▶ [STATED PROBLEM] Format every line of the entries below as a JSON list of strings, with one string per line and blank lines left out.

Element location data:

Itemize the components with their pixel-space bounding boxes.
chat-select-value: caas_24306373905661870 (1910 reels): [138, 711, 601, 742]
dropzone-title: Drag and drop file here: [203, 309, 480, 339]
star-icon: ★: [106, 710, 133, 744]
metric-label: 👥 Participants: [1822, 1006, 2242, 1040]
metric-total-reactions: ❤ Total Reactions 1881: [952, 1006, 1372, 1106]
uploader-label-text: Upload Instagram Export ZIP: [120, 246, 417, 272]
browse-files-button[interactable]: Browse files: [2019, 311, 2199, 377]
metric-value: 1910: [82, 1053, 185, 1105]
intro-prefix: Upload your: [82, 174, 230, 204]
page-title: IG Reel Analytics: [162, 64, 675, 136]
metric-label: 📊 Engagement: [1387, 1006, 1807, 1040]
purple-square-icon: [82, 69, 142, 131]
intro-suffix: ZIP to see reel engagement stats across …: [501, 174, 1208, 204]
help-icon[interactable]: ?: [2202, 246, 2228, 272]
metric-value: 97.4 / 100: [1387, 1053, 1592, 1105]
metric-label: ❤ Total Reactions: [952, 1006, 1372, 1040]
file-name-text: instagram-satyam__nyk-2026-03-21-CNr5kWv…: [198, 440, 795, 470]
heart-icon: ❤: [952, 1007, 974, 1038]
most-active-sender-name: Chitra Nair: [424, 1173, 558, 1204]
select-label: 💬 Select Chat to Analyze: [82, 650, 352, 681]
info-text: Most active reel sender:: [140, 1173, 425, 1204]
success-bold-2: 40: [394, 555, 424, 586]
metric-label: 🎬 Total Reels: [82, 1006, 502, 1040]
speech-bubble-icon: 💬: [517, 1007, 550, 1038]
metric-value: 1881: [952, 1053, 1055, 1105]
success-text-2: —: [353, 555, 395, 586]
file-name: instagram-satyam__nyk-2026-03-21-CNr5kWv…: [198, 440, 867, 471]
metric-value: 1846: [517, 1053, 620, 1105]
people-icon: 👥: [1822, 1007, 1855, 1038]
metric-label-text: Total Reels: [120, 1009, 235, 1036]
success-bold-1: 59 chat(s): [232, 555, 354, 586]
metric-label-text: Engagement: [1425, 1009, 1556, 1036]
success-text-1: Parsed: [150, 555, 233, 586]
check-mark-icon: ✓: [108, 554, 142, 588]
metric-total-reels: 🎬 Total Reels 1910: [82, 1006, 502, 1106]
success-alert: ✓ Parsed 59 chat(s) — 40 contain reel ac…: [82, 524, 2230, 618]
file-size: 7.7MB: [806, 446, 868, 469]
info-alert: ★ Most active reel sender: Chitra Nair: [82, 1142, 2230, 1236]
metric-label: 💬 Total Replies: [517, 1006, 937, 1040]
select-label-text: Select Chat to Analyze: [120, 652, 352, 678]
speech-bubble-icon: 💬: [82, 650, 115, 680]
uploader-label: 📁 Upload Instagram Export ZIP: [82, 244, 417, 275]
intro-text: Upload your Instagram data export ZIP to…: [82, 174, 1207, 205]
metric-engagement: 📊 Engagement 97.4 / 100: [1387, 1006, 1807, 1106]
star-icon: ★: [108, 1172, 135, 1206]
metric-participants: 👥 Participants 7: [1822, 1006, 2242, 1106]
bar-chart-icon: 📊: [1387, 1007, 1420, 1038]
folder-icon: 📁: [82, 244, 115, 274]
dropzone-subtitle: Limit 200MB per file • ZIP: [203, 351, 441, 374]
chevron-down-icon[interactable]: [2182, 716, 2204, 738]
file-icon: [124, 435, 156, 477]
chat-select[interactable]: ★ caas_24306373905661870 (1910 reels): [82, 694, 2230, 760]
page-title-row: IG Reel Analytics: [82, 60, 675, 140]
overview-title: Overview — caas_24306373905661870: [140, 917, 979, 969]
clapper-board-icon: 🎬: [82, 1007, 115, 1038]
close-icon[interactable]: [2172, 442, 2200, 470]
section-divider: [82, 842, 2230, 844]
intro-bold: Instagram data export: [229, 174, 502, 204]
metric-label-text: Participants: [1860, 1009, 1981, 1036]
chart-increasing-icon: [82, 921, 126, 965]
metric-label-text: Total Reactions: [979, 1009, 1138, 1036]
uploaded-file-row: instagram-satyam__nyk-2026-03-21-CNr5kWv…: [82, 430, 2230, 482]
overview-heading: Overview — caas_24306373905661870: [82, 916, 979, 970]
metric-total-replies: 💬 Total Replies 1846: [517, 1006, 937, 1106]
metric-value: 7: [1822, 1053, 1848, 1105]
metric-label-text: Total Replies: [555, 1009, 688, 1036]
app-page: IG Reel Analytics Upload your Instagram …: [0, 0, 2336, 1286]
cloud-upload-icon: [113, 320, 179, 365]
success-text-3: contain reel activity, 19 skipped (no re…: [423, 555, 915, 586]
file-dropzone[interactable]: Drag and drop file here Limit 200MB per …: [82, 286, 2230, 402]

▶ [RESULT BELOW]
[
  "Itemize the components with their pixel-space bounding boxes.",
  "chat-select-value: caas_24306373905661870 (1910 reels): [138, 711, 601, 742]",
  "dropzone-title: Drag and drop file here: [203, 309, 480, 339]",
  "star-icon: ★: [106, 710, 133, 744]",
  "metric-label: 👥 Participants: [1822, 1006, 2242, 1040]",
  "metric-total-reactions: ❤ Total Reactions 1881: [952, 1006, 1372, 1106]",
  "uploader-label-text: Upload Instagram Export ZIP: [120, 246, 417, 272]",
  "browse-files-button[interactable]: Browse files: [2019, 311, 2199, 377]",
  "metric-value: 1910: [82, 1053, 185, 1105]",
  "intro-prefix: Upload your: [82, 174, 230, 204]",
  "page-title: IG Reel Analytics: [162, 64, 675, 136]",
  "metric-label: 📊 Engagement: [1387, 1006, 1807, 1040]",
  "purple-square-icon: [82, 69, 142, 131]",
  "intro-suffix: ZIP to see reel engagement stats across …: [501, 174, 1208, 204]",
  "help-icon[interactable]: ?: [2202, 246, 2228, 272]",
  "metric-value: 97.4 / 100: [1387, 1053, 1592, 1105]",
  "metric-label: ❤ Total Reactions: [952, 1006, 1372, 1040]",
  "file-name-text: instagram-satyam__nyk-2026-03-21-CNr5kWv…: [198, 440, 795, 470]",
  "heart-icon: ❤: [952, 1007, 974, 1038]",
  "most-active-sender-name: Chitra Nair: [424, 1173, 558, 1204]",
  "select-label: 💬 Select Chat to Analyze: [82, 650, 352, 681]",
  "info-text: Most active reel sender:: [140, 1173, 425, 1204]",
  "success-bold-2: 40: [394, 555, 424, 586]",
  "metric-label: 🎬 Total Reels: [82, 1006, 502, 1040]",
  "speech-bubble-icon: 💬: [517, 1007, 550, 1038]",
  "metric-value: 1881: [952, 1053, 1055, 1105]",
  "success-text-2: —: [353, 555, 395, 586]",
  "file-name: instagram-satyam__nyk-2026-03-21-CNr5kWv…: [198, 440, 867, 471]",
  "metric-value: 1846: [517, 1053, 620, 1105]",
  "people-icon: 👥: [1822, 1007, 1855, 1038]",
  "metric-label-text: Total Reels: [120, 1009, 235, 1036]",
  "success-bold-1: 59 chat(s): [232, 555, 354, 586]",
  "metric-label-text: Engagement: [1425, 1009, 1556, 1036]",
  "success-text-1: Parsed: [150, 555, 233, 586]",
  "check-mark-icon: ✓: [108, 554, 142, 588]",
  "metric-total-reels: 🎬 Total Reels 1910: [82, 1006, 502, 1106]",
  "success-alert: ✓ Parsed 59 chat(s) — 40 contain reel ac…: [82, 524, 2230, 618]",
  "file-size: 7.7MB: [806, 446, 868, 469]",
  "info-alert: ★ Most active reel sender: Chitra Nair: [82, 1142, 2230, 1236]",
  "metric-label: 💬 Total Replies: [517, 1006, 937, 1040]",
  "select-label-text: Select Chat to Analyze: [120, 652, 352, 678]",
  "speech-bubble-icon: 💬: [82, 650, 115, 680]",
  "uploader-label: 📁 Upload Instagram Export ZIP: [82, 244, 417, 275]",
  "intro-text: Upload your Instagram data export ZIP to…: [82, 174, 1207, 205]",
  "metric-engagement: 📊 Engagement 97.4 / 100: [1387, 1006, 1807, 1106]",
  "star-icon: ★: [108, 1172, 135, 1206]",
  "metric-participants: 👥 Participants 7: [1822, 1006, 2242, 1106]",
  "bar-chart-icon: 📊: [1387, 1007, 1420, 1038]",
  "folder-icon: 📁: [82, 244, 115, 274]",
  "dropzone-subtitle: Limit 200MB per file • ZIP: [203, 351, 441, 374]",
  "chevron-down-icon[interactable]: [2182, 716, 2204, 738]",
  "file-icon: [124, 435, 156, 477]",
  "chat-select[interactable]: ★ caas_24306373905661870 (1910 reels): [82, 694, 2230, 760]",
  "page-title-row: IG Reel Analytics: [82, 60, 675, 140]",
  "overview-title: Overview — caas_24306373905661870: [140, 917, 979, 969]",
  "clapper-board-icon: 🎬: [82, 1007, 115, 1038]",
  "close-icon[interactable]: [2172, 442, 2200, 470]",
  "section-divider: [82, 842, 2230, 844]",
  "intro-bold: Instagram data export: [229, 174, 502, 204]",
  "metric-label-text: Participants: [1860, 1009, 1981, 1036]",
  "chart-increasing-icon: [82, 921, 126, 965]",
  "metric-label-text: Total Reactions: [979, 1009, 1138, 1036]",
  "uploaded-file-row: instagram-satyam__nyk-2026-03-21-CNr5kWv…: [82, 430, 2230, 482]",
  "overview-heading: Overview — caas_24306373905661870: [82, 916, 979, 970]",
  "metric-total-replies: 💬 Total Replies 1846: [517, 1006, 937, 1106]",
  "metric-value: 7: [1822, 1053, 1848, 1105]",
  "metric-label-text: Total Replies: [555, 1009, 688, 1036]",
  "app-page: IG Reel Analytics Upload your Instagram …: [0, 0, 2336, 1286]",
  "cloud-upload-icon: [113, 320, 179, 365]",
  "success-text-3: contain reel activity, 19 skipped (no re…: [423, 555, 915, 586]",
  "file-dropzone[interactable]: Drag and drop file here Limit 200MB per …: [82, 286, 2230, 402]"
]